• **Written instruction**: Locate every line below that contains the word "this" and copy it.

[Collection entries]

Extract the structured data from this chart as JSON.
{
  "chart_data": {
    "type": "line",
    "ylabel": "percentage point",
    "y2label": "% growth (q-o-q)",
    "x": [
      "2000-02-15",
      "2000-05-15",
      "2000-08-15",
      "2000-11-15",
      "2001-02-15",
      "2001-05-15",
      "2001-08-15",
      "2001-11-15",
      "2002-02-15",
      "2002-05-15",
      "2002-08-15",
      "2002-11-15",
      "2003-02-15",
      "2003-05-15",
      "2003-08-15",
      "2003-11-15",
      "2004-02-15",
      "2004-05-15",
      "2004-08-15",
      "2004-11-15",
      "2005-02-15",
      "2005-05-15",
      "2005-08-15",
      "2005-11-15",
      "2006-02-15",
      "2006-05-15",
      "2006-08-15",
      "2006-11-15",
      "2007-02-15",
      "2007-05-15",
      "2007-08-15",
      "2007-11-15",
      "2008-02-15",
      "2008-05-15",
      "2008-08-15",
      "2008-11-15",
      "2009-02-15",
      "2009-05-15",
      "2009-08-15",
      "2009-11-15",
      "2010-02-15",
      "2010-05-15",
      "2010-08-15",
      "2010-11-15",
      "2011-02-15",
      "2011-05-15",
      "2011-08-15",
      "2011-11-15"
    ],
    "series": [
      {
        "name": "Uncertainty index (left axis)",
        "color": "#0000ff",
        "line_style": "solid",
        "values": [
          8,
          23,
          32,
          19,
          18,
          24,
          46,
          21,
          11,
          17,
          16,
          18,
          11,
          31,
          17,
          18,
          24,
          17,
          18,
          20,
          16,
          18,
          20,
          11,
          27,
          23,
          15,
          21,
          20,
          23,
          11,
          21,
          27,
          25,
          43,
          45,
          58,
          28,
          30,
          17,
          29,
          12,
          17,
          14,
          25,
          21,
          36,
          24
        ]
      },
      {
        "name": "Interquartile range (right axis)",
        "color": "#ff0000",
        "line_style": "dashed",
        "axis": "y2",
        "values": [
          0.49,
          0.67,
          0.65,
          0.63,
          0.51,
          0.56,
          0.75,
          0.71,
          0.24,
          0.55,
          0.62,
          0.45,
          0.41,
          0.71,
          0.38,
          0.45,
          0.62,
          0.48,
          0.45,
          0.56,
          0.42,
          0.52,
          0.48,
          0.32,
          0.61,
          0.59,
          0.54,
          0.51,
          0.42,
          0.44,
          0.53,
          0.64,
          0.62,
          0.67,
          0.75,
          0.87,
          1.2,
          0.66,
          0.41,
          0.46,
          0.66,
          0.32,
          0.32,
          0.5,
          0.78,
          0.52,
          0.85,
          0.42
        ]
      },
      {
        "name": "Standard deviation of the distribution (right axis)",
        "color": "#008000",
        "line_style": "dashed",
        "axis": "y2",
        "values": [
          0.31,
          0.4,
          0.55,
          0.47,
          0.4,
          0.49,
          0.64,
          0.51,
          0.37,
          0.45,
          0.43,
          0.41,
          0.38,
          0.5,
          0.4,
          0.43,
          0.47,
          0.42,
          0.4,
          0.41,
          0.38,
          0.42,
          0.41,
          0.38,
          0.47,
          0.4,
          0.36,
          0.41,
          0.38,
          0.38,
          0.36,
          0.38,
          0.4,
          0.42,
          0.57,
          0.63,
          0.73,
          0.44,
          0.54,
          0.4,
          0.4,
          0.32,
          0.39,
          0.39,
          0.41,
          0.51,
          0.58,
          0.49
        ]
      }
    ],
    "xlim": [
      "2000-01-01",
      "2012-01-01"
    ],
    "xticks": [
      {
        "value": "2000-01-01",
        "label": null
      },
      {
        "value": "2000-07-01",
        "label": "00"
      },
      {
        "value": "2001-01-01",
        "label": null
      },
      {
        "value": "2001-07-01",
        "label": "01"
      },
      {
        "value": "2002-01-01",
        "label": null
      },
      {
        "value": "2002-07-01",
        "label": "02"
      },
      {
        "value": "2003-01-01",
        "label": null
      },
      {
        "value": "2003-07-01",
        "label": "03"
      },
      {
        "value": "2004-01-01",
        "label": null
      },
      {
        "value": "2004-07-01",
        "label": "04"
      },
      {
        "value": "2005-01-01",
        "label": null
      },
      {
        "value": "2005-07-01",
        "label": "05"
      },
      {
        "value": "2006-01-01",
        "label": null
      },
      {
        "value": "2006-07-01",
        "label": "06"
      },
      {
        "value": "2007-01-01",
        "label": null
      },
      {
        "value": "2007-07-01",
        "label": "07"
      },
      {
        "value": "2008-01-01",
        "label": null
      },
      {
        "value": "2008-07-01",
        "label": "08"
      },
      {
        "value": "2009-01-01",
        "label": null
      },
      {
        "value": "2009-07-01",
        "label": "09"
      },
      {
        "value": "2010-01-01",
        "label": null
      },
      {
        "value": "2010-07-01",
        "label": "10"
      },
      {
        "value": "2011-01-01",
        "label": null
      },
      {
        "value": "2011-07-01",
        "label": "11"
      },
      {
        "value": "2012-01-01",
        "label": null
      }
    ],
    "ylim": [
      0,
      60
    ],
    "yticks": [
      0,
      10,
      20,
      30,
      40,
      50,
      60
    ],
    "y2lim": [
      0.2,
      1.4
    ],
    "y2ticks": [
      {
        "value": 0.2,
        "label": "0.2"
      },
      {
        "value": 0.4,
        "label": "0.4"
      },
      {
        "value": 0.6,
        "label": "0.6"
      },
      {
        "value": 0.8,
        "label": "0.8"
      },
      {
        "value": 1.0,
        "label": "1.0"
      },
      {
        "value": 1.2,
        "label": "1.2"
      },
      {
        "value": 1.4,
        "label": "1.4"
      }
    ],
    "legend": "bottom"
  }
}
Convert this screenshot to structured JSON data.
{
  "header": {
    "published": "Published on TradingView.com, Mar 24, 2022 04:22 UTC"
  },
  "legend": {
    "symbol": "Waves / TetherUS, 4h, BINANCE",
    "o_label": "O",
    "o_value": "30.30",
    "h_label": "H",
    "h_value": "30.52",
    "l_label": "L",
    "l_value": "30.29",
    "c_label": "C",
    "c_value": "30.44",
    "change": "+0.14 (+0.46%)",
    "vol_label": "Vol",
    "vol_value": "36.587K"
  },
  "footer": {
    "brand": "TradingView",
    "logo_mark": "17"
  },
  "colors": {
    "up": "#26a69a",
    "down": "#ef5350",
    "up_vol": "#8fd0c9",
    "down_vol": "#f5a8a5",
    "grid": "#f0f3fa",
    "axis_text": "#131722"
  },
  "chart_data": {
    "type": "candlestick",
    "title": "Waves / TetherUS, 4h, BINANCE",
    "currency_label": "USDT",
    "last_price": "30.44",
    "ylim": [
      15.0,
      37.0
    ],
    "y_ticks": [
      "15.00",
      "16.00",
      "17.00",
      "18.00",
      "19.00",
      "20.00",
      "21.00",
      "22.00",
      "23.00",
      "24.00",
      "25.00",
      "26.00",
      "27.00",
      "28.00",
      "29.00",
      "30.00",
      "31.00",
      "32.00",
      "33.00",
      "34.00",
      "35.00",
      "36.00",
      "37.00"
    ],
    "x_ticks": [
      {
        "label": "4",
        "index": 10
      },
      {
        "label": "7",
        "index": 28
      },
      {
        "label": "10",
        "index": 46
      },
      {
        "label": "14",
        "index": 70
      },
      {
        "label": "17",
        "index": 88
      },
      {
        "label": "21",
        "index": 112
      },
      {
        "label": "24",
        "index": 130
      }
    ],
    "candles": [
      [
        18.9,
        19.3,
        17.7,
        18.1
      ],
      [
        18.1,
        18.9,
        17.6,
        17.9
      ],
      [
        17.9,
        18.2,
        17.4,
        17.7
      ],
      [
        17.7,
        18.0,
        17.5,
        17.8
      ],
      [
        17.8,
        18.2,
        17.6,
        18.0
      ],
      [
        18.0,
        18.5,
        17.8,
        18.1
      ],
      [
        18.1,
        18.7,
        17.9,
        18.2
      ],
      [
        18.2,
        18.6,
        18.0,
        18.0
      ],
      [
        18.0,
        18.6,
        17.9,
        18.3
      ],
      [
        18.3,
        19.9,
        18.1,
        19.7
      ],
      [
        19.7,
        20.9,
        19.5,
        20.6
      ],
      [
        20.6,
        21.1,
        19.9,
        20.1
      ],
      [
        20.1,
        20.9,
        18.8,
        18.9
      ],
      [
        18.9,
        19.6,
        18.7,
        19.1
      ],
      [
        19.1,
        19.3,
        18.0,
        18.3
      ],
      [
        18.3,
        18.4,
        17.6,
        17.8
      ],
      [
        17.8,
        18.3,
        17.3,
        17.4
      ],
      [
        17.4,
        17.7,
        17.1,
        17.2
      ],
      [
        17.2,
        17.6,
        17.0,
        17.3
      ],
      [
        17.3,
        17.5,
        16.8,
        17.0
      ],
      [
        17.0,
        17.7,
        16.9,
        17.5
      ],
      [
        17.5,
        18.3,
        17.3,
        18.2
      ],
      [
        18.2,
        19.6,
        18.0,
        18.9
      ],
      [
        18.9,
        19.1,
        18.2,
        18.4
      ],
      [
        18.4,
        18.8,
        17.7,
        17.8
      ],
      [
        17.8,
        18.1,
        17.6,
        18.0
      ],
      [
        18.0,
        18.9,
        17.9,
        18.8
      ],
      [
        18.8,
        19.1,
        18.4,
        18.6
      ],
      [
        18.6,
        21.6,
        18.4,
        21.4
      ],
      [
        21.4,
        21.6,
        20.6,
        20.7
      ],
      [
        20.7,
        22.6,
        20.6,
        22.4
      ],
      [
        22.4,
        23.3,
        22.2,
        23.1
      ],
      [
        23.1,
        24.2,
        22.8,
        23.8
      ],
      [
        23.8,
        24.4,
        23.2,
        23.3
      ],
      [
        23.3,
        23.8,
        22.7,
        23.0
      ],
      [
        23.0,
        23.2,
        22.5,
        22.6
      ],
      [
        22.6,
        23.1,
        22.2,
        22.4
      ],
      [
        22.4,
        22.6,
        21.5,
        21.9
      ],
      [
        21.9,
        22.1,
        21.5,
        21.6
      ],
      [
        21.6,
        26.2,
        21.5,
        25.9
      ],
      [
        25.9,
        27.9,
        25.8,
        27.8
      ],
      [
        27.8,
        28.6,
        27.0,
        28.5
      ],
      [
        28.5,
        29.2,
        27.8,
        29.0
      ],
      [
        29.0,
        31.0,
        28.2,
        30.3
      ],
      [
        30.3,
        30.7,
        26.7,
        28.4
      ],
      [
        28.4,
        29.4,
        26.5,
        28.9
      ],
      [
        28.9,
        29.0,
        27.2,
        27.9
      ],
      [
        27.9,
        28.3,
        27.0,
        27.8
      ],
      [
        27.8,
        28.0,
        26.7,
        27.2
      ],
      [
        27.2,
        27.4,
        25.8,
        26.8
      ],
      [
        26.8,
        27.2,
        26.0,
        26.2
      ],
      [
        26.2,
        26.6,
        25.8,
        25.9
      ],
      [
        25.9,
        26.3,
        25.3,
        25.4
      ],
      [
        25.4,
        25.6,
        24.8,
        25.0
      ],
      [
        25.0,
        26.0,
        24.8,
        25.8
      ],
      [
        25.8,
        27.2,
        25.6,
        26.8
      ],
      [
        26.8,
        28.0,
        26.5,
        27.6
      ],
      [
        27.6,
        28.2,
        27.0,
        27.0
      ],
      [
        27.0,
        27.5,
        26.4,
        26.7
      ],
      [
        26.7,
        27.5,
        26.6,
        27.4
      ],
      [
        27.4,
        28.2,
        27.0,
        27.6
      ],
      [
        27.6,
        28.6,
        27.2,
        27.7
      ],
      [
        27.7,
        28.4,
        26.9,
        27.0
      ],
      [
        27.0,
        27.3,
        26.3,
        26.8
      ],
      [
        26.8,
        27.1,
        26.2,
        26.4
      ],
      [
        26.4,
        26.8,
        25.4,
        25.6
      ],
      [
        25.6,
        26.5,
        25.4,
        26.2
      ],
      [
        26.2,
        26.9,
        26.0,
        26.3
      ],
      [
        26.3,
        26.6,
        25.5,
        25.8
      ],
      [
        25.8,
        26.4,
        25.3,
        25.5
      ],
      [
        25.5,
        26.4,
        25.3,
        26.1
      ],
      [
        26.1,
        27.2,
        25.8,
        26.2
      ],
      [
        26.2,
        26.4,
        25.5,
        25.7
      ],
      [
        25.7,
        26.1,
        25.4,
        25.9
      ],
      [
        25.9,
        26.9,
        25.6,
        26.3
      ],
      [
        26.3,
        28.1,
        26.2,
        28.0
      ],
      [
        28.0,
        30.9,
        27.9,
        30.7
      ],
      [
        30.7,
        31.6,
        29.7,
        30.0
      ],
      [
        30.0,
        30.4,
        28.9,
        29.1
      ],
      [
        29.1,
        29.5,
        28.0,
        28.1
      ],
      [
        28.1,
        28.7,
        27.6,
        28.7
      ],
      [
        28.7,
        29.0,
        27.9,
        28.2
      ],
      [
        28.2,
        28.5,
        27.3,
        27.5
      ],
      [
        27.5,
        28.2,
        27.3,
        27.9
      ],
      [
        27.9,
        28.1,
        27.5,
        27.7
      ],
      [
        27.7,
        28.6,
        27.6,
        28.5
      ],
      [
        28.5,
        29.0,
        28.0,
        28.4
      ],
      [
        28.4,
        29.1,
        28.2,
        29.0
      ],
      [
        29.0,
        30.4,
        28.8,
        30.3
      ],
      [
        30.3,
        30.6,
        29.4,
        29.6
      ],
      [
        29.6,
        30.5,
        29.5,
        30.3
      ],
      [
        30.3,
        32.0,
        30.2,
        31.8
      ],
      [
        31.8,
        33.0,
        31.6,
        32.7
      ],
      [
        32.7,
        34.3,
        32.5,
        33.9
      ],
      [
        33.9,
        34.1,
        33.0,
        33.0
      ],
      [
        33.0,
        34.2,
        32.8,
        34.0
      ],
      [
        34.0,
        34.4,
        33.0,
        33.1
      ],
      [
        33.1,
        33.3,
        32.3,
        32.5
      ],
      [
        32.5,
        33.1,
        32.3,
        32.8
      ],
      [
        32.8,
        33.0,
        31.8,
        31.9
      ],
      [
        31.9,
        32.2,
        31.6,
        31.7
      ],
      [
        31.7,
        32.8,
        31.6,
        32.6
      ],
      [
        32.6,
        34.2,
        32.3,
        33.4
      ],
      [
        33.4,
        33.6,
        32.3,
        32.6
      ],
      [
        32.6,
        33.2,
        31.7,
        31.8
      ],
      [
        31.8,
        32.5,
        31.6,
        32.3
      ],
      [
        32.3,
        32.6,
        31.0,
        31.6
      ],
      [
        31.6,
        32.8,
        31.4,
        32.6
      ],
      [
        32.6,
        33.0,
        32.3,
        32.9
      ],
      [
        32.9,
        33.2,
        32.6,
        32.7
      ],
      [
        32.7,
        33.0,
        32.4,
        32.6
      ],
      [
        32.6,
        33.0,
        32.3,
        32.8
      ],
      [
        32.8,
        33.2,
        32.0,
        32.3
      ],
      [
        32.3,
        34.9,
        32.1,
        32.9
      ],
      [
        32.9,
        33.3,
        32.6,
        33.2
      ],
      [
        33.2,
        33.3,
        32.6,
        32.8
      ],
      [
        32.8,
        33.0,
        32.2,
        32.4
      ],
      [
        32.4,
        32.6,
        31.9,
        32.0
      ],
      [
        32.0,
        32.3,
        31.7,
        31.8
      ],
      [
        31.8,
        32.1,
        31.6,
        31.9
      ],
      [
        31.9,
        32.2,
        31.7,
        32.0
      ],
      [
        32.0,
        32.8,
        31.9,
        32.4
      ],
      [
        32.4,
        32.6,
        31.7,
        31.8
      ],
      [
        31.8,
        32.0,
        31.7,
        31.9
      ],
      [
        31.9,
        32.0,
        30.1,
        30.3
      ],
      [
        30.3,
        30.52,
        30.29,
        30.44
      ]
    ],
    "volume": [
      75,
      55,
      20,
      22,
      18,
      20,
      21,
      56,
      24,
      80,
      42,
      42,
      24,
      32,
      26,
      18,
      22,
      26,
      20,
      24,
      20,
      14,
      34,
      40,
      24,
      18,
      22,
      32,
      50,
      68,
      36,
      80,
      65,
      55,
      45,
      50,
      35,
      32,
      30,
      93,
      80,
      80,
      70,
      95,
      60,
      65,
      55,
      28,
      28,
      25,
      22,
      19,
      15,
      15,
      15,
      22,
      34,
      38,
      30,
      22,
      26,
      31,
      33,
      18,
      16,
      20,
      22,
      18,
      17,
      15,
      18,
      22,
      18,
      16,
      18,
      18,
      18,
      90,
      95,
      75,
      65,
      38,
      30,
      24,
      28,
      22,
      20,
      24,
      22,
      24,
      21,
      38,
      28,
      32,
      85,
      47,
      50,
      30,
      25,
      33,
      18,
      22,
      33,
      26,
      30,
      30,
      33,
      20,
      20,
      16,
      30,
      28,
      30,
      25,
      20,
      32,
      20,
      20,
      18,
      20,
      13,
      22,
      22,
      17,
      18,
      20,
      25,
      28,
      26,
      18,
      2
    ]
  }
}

• **Solution below**:
Extract the structured data from this chart as JSON.
Convert this screenshot to structured JSON data.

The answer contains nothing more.